>> BEGIN Text extract
Venture Capital and Private Equity: A Course Overview

48 Pages Posted: 23 Apr 1998

See all articles by Josh Lerner

Josh Lerner

Harvard Business School - Finance Unit; Harvard University - Entrepreneurial Management Unit; National Bureau of Economic Research (NBER); European Corporate Governance Institute (ECGI); Harvard University - Private Capital Research Institute

Abstract

Over the past fifteen years, there has been a tremendous boom in the private equity industry. The pool of U.S. private equity funds (partnerships specializing in venture capital, leveraged buyouts, mezzanine investments, build-ups, and distressed debt) has grown from $5 billion in 1980 to about $150 billion in 1997. Private equity's recent growth has outstripped that of almost every class of financial product. While some of this growth was driven by the easing of federal regulations, it also reflects investors' growing appreciation of the effectiveness of the organizational structures and control mechanisms employed by private equity funds.

This document describes a course exploring this industry, "Venture Capital and Private Equity." This course was introduced by the author of this working paper at Harvard Business School in the 1993-1994 academic year. In recent years, two full sections, each of approximately 100 MBAs and other students have signed up for the course, with a significant waiting list. The cases in this course have also been used in a variety of other settings, including an annual executive education course on private equity organized by Paul Gompers and the author at Harvard Business School, and in entrepreneurship and private equity courses at a variety of other major business schools.

Three primary pedagogical objectives motivate the design and structure of the course. First, and most fundamentally, the course seeks to deepen students' understanding of corporate finance. This course differs from some academic programs in entrepreneurship, which emphasize the uniqueness of private equity finance and the limited applicability of academic theory. For instance, one leading entrepreneurship text [Timmons, 1994] states, "there are both stark and subtle differences, both in theory and practice, between entrepreneurial finance as practiced in higher potential ventures and corporate or administrative finance, which usually occurs in larger publicly traded companies. Further, there are important limits to some financial theories as applied to new ventures." By way of contrast, this course emphasizes the relevance of the intellectual frameworks used to analyze corporate finance problems (incomplete contracting theory, agency problems, etc.) for the private equity industry. Wherever possible, the links to other finance courses are emphasized. Thus, one goal is to review and apply the key concepts and tools of corporate finance in an environment that the students perceive as very interesting.
>> END Text extract
> Set exercise 1: Return the listing's lines unchanged, starting with its first line and going on through the line that contains "428, 605, 433]".
>> BEGIN Information supplied
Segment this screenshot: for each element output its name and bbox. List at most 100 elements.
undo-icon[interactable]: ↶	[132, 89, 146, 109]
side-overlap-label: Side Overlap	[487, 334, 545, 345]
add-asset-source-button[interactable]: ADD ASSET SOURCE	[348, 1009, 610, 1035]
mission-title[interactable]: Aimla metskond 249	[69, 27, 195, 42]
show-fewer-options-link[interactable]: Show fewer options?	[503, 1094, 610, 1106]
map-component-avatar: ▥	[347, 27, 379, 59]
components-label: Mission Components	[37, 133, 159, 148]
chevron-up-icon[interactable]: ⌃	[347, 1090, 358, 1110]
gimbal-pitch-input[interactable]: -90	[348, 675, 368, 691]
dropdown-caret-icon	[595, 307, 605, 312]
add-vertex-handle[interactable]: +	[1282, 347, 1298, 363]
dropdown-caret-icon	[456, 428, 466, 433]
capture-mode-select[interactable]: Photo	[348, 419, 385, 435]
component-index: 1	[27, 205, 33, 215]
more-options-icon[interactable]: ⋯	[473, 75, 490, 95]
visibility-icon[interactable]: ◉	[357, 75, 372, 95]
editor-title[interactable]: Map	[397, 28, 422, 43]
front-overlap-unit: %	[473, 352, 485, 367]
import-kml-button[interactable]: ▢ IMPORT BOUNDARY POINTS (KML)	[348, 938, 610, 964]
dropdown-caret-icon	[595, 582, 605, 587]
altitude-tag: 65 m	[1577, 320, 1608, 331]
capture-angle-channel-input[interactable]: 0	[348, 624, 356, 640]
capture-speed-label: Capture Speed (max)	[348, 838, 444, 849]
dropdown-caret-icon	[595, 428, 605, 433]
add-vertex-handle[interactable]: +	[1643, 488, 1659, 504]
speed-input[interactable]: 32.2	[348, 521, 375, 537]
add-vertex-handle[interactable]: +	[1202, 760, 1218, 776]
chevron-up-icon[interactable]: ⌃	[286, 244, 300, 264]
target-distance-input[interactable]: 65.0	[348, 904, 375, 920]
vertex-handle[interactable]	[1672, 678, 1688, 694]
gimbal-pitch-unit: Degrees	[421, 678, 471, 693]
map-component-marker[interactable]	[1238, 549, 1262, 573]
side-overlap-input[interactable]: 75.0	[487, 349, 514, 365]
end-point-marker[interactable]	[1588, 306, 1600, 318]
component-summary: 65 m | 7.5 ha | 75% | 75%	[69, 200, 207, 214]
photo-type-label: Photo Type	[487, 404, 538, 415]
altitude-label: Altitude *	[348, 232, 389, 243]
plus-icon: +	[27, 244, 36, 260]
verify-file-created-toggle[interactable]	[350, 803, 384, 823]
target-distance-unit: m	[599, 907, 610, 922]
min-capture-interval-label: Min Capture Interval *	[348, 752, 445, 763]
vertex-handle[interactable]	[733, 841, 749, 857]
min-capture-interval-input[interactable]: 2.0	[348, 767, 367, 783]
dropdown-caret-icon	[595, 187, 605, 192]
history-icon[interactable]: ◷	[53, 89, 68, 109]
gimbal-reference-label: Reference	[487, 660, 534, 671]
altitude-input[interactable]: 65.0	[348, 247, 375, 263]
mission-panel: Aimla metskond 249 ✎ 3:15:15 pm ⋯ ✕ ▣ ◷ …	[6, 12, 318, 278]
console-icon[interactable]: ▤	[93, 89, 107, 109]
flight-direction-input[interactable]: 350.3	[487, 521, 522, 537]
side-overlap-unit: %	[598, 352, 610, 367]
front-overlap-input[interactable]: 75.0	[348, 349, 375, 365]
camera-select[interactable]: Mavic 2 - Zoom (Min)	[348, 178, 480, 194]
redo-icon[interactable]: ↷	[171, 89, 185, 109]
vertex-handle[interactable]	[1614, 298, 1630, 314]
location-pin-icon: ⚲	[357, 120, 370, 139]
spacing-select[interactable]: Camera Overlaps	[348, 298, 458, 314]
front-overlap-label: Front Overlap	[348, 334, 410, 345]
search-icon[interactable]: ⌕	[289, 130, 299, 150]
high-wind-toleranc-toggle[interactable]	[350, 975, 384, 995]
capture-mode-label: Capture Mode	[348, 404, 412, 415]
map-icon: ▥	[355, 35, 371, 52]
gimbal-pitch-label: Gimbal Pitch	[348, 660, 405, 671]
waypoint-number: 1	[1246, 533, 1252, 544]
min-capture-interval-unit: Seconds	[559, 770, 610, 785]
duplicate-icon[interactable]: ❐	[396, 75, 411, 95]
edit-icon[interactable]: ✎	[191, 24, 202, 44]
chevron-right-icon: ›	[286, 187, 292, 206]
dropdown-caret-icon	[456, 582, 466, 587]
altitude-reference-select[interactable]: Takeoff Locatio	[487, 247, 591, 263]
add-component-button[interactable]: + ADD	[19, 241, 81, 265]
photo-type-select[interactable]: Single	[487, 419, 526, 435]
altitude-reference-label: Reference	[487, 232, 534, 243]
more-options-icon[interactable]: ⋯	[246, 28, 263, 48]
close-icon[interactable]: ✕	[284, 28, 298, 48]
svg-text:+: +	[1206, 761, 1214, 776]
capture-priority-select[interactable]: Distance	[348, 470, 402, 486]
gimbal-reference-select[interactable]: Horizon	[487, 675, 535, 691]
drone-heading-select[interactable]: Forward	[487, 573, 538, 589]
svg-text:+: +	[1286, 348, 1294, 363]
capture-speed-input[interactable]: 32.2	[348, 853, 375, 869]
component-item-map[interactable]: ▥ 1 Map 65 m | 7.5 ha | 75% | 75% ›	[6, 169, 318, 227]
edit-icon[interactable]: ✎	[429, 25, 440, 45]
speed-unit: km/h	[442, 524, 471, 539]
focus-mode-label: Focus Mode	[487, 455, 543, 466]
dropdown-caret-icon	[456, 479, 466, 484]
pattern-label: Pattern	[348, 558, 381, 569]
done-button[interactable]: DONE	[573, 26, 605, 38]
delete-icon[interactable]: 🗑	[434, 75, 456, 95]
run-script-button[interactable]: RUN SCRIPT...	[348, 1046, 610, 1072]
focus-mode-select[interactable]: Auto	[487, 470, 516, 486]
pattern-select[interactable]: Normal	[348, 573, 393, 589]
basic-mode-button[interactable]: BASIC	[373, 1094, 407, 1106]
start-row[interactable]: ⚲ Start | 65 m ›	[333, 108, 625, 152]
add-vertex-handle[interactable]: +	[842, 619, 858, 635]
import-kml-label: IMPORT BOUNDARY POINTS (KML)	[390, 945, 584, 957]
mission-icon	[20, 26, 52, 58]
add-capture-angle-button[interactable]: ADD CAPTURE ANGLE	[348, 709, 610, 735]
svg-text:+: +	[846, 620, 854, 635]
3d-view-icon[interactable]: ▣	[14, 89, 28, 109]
>> END Information supplied
> Set exercise 2: According to the course overview, how large was the pool of U.S. private equity funds in 1997?

> Expected answer 1:
Segment this screenshot: for each element output its name and bbox. List at most 100 elements.
undo-icon[interactable]: ↶	[132, 89, 146, 109]
side-overlap-label: Side Overlap	[487, 334, 545, 345]
add-asset-source-button[interactable]: ADD ASSET SOURCE	[348, 1009, 610, 1035]
mission-title[interactable]: Aimla metskond 249	[69, 27, 195, 42]
show-fewer-options-link[interactable]: Show fewer options?	[503, 1094, 610, 1106]
map-component-avatar: ▥	[347, 27, 379, 59]
components-label: Mission Components	[37, 133, 159, 148]
chevron-up-icon[interactable]: ⌃	[347, 1090, 358, 1110]
gimbal-pitch-input[interactable]: -90	[348, 675, 368, 691]
dropdown-caret-icon	[595, 307, 605, 312]
add-vertex-handle[interactable]: +	[1282, 347, 1298, 363]
dropdown-caret-icon	[456, 428, 466, 433]
capture-mode-select[interactable]: Photo	[348, 419, 385, 435]
component-index: 1	[27, 205, 33, 215]
more-options-icon[interactable]: ⋯	[473, 75, 490, 95]
visibility-icon[interactable]: ◉	[357, 75, 372, 95]
editor-title[interactable]: Map	[397, 28, 422, 43]
front-overlap-unit: %	[473, 352, 485, 367]
import-kml-button[interactable]: ▢ IMPORT BOUNDARY POINTS (KML)	[348, 938, 610, 964]
dropdown-caret-icon	[595, 582, 605, 587]
altitude-tag: 65 m	[1577, 320, 1608, 331]
capture-angle-channel-input[interactable]: 0	[348, 624, 356, 640]
capture-speed-label: Capture Speed (max)	[348, 838, 444, 849]
dropdown-caret-icon	[595, 428, 605, 433]

> Expected answer 2: About $150 billion.